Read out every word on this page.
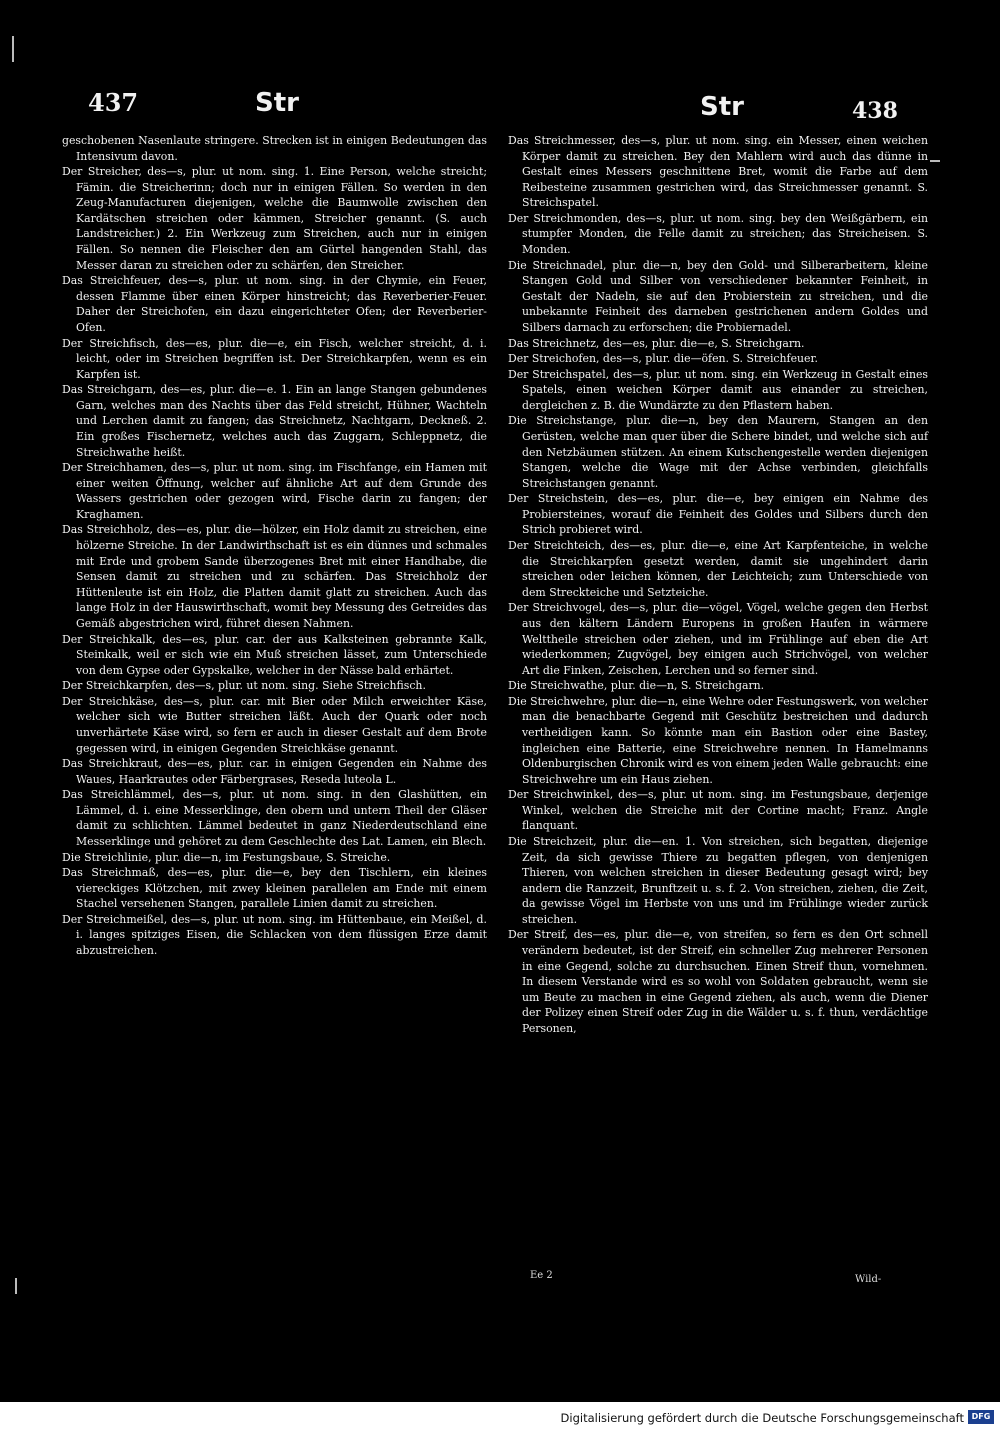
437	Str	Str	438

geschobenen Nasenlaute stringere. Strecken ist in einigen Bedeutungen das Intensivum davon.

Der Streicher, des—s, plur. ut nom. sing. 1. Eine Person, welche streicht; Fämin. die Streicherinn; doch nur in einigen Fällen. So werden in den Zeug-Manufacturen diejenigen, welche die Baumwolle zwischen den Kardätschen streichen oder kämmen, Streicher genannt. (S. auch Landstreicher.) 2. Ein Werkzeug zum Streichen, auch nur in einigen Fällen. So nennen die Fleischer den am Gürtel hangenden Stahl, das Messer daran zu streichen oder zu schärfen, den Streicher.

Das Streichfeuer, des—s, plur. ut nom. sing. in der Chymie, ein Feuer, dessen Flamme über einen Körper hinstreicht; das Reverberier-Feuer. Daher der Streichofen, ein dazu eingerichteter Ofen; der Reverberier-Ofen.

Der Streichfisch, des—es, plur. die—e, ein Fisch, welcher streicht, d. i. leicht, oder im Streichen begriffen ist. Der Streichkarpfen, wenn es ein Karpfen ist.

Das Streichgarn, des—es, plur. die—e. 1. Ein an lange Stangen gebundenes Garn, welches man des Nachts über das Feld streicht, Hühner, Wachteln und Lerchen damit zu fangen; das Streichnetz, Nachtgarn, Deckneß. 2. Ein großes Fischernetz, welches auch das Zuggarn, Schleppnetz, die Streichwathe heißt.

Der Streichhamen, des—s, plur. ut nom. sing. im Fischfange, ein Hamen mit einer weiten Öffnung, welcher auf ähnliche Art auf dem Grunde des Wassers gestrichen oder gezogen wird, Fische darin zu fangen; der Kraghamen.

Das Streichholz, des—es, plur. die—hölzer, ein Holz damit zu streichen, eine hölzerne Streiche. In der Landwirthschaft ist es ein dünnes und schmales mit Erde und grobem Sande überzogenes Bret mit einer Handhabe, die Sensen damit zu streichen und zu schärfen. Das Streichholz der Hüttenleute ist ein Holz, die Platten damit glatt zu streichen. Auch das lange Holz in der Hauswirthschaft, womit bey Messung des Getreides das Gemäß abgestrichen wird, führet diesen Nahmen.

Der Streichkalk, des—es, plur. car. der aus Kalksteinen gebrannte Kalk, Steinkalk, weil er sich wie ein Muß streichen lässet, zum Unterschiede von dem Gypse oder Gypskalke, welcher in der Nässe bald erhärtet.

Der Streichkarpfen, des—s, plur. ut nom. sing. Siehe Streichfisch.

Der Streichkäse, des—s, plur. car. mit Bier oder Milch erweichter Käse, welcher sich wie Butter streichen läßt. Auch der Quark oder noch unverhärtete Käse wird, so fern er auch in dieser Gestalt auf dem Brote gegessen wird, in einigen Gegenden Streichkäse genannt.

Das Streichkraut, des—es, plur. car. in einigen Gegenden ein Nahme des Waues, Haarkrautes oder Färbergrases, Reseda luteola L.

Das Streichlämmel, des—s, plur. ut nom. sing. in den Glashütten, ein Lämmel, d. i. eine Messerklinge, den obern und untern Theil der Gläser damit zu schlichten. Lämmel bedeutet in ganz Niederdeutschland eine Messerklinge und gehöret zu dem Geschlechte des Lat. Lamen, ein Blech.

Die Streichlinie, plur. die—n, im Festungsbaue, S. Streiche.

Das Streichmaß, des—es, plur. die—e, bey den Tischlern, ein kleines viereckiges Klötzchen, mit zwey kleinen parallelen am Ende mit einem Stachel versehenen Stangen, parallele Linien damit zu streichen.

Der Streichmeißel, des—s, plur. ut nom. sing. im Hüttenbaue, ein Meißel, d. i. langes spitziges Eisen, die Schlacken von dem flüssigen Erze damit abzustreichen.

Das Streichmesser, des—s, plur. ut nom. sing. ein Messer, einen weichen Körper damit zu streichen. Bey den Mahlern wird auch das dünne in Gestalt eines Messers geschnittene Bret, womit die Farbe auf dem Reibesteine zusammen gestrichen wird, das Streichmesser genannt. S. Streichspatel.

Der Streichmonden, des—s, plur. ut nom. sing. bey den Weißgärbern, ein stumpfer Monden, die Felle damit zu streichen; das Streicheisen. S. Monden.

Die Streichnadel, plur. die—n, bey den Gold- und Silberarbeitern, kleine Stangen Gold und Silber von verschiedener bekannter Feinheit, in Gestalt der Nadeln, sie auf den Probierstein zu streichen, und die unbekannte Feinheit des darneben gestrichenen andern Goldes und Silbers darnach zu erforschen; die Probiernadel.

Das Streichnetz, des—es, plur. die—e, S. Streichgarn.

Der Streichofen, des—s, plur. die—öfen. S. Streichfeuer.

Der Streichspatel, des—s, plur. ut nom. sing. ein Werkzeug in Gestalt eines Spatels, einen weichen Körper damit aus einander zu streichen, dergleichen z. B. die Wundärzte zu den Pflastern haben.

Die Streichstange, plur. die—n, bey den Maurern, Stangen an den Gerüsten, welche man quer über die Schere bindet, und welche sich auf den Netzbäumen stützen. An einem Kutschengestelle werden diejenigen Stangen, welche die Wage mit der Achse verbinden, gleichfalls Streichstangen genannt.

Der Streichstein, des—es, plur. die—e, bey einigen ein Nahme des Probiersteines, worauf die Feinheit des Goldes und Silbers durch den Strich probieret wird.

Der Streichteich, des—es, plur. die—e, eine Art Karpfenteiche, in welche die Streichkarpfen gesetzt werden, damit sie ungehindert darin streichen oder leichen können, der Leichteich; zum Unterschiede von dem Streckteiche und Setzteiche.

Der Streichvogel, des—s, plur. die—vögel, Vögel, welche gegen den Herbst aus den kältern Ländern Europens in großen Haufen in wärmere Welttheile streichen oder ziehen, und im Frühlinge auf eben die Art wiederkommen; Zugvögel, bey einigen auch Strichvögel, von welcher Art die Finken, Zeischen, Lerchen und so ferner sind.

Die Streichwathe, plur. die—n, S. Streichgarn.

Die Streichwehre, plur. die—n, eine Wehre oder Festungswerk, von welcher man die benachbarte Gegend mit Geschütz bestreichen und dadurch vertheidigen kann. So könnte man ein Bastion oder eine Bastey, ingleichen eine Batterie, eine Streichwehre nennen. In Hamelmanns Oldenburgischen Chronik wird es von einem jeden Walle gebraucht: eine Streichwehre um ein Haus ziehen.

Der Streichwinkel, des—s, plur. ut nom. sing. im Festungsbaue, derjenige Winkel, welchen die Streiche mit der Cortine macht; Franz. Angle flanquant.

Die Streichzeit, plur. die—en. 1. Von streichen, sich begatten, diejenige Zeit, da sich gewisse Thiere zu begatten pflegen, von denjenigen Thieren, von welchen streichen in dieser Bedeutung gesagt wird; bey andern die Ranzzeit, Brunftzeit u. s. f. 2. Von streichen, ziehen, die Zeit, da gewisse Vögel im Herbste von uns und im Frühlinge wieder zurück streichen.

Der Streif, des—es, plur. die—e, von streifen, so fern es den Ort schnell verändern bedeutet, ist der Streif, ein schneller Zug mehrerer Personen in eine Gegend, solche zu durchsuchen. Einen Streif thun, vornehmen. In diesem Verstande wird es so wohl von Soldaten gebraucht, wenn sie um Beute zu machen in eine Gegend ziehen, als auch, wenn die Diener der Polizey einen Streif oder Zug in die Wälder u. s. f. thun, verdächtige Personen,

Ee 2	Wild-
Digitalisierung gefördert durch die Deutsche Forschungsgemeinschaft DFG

■ ■ ■ ■ ■ ■ ■

◆ Problem requirements ◆
Reprint the entries above exactly, images removed.

◆ Response area ◆
Read out every word on this page.
437	Str	Str	438

geschobenen Nasenlaute stringere. Strecken ist in einigen Bedeutungen das Intensivum davon.

Der Streicher, des—s, plur. ut nom. sing. 1. Eine Person, welche streicht; Fämin. die Streicherinn; doch nur in einigen Fällen. So werden in den Zeug-Manufacturen diejenigen, welche die Baumwolle zwischen den Kardätschen streichen oder kämmen, Streicher genannt. (S. auch Landstreicher.) 2. Ein Werkzeug zum Streichen, auch nur in einigen Fällen. So nennen die Fleischer den am Gürtel hangenden Stahl, das Messer daran zu streichen oder zu schärfen, den Streicher.

Das Streichfeuer, des—s, plur. ut nom. sing. in der Chymie, ein Feuer, dessen Flamme über einen Körper hinstreicht; das Reverberier-Feuer. Daher der Streichofen, ein dazu eingerichteter Ofen; der Reverberier-Ofen.

Der Streichfisch, des—es, plur. die—e, ein Fisch, welcher streicht, d. i. leicht, oder im Streichen begriffen ist. Der Streichkarpfen, wenn es ein Karpfen ist.

Das Streichgarn, des—es, plur. die—e. 1. Ein an lange Stangen gebundenes Garn, welches man des Nachts über das Feld streicht, Hühner, Wachteln und Lerchen damit zu fangen; das Streichnetz, Nachtgarn, Deckneß. 2. Ein großes Fischernetz, welches auch das Zuggarn, Schleppnetz, die Streichwathe heißt.

Der Streichhamen, des—s, plur. ut nom. sing. im Fischfange, ein Hamen mit einer weiten Öffnung, welcher auf ähnliche Art auf dem Grunde des Wassers gestrichen oder gezogen wird, Fische darin zu fangen; der Kraghamen.

Das Streichholz, des—es, plur. die—hölzer, ein Holz damit zu streichen, eine hölzerne Streiche. In der Landwirthschaft ist es ein dünnes und schmales mit Erde und grobem Sande überzogenes Bret mit einer Handhabe, die Sensen damit zu streichen und zu schärfen. Das Streichholz der Hüttenleute ist ein Holz, die Platten damit glatt zu streichen. Auch das lange Holz in der Hauswirthschaft, womit bey Messung des Getreides das Gemäß abgestrichen wird, führet diesen Nahmen.

Der Streichkalk, des—es, plur. car. der aus Kalksteinen gebrannte Kalk, Steinkalk, weil er sich wie ein Muß streichen lässet, zum Unterschiede von dem Gypse oder Gypskalke, welcher in der Nässe bald erhärtet.

Der Streichkarpfen, des—s, plur. ut nom. sing. Siehe Streichfisch.

Der Streichkäse, des—s, plur. car. mit Bier oder Milch erweichter Käse, welcher sich wie Butter streichen läßt. Auch der Quark oder noch unverhärtete Käse wird, so fern er auch in dieser Gestalt auf dem Brote gegessen wird, in einigen Gegenden Streichkäse genannt.

Das Streichkraut, des—es, plur. car. in einigen Gegenden ein Nahme des Waues, Haarkrautes oder Färbergrases, Reseda luteola L.

Das Streichlämmel, des—s, plur. ut nom. sing. in den Glashütten, ein Lämmel, d. i. eine Messerklinge, den obern und untern Theil der Gläser damit zu schlichten. Lämmel bedeutet in ganz Niederdeutschland eine Messerklinge und gehöret zu dem Geschlechte des Lat. Lamen, ein Blech.

Die Streichlinie, plur. die—n, im Festungsbaue, S. Streiche.

Das Streichmaß, des—es, plur. die—e, bey den Tischlern, ein kleines viereckiges Klötzchen, mit zwey kleinen parallelen am Ende mit einem Stachel versehenen Stangen, parallele Linien damit zu streichen.

Der Streichmeißel, des—s, plur. ut nom. sing. im Hüttenbaue, ein Meißel, d. i. langes spitziges Eisen, die Schlacken von dem flüssigen Erze damit abzustreichen.

Das Streichmesser, des—s, plur. ut nom. sing. ein Messer, einen weichen Körper damit zu streichen. Bey den Mahlern wird auch das dünne in Gestalt eines Messers geschnittene Bret, womit die Farbe auf dem Reibesteine zusammen gestrichen wird, das Streichmesser genannt. S. Streichspatel.

Der Streichmonden, des—s, plur. ut nom. sing. bey den Weißgärbern, ein stumpfer Monden, die Felle damit zu streichen; das Streicheisen. S. Monden.

Die Streichnadel, plur. die—n, bey den Gold- und Silberarbeitern, kleine Stangen Gold und Silber von verschiedener bekannter Feinheit, in Gestalt der Nadeln, sie auf den Probierstein zu streichen, und die unbekannte Feinheit des darneben gestrichenen andern Goldes und Silbers darnach zu erforschen; die Probiernadel.

Das Streichnetz, des—es, plur. die—e, S. Streichgarn.

Der Streichofen, des—s, plur. die—öfen. S. Streichfeuer.

Der Streichspatel, des—s, plur. ut nom. sing. ein Werkzeug in Gestalt eines Spatels, einen weichen Körper damit aus einander zu streichen, dergleichen z. B. die Wundärzte zu den Pflastern haben.

Die Streichstange, plur. die—n, bey den Maurern, Stangen an den Gerüsten, welche man quer über die Schere bindet, und welche sich auf den Netzbäumen stützen. An einem Kutschengestelle werden diejenigen Stangen, welche die Wage mit der Achse verbinden, gleichfalls Streichstangen genannt.

Der Streichstein, des—es, plur. die—e, bey einigen ein Nahme des Probiersteines, worauf die Feinheit des Goldes und Silbers durch den Strich probieret wird.

Der Streichteich, des—es, plur. die—e, eine Art Karpfenteiche, in welche die Streichkarpfen gesetzt werden, damit sie ungehindert darin streichen oder leichen können, der Leichteich; zum Unterschiede von dem Streckteiche und Setzteiche.

Der Streichvogel, des—s, plur. die—vögel, Vögel, welche gegen den Herbst aus den kältern Ländern Europens in großen Haufen in wärmere Welttheile streichen oder ziehen, und im Frühlinge auf eben die Art wiederkommen; Zugvögel, bey einigen auch Strichvögel, von welcher Art die Finken, Zeischen, Lerchen und so ferner sind.

Die Streichwathe, plur. die—n, S. Streichgarn.

Die Streichwehre, plur. die—n, eine Wehre oder Festungswerk, von welcher man die benachbarte Gegend mit Geschütz bestreichen und dadurch vertheidigen kann. So könnte man ein Bastion oder eine Bastey, ingleichen eine Batterie, eine Streichwehre nennen. In Hamelmanns Oldenburgischen Chronik wird es von einem jeden Walle gebraucht: eine Streichwehre um ein Haus ziehen.

Der Streichwinkel, des—s, plur. ut nom. sing. im Festungsbaue, derjenige Winkel, welchen die Streiche mit der Cortine macht; Franz. Angle flanquant.

Die Streichzeit, plur. die—en. 1. Von streichen, sich begatten, diejenige Zeit, da sich gewisse Thiere zu begatten pflegen, von denjenigen Thieren, von welchen streichen in dieser Bedeutung gesagt wird; bey andern die Ranzzeit, Brunftzeit u. s. f. 2. Von streichen, ziehen, die Zeit, da gewisse Vögel im Herbste von uns und im Frühlinge wieder zurück streichen.

Der Streif, des—es, plur. die—e, von streifen, so fern es den Ort schnell verändern bedeutet, ist der Streif, ein schneller Zug mehrerer Personen in eine Gegend, solche zu durchsuchen. Einen Streif thun, vornehmen. In diesem Verstande wird es so wohl von Soldaten gebraucht, wenn sie um Beute zu machen in eine Gegend ziehen, als auch, wenn die Diener der Polizey einen Streif oder Zug in die Wälder u. s. f. thun, verdächtige Personen,

Ee 2	Wild-
Digitalisierung gefördert durch die Deutsche Forschungsgemeinschaft DFG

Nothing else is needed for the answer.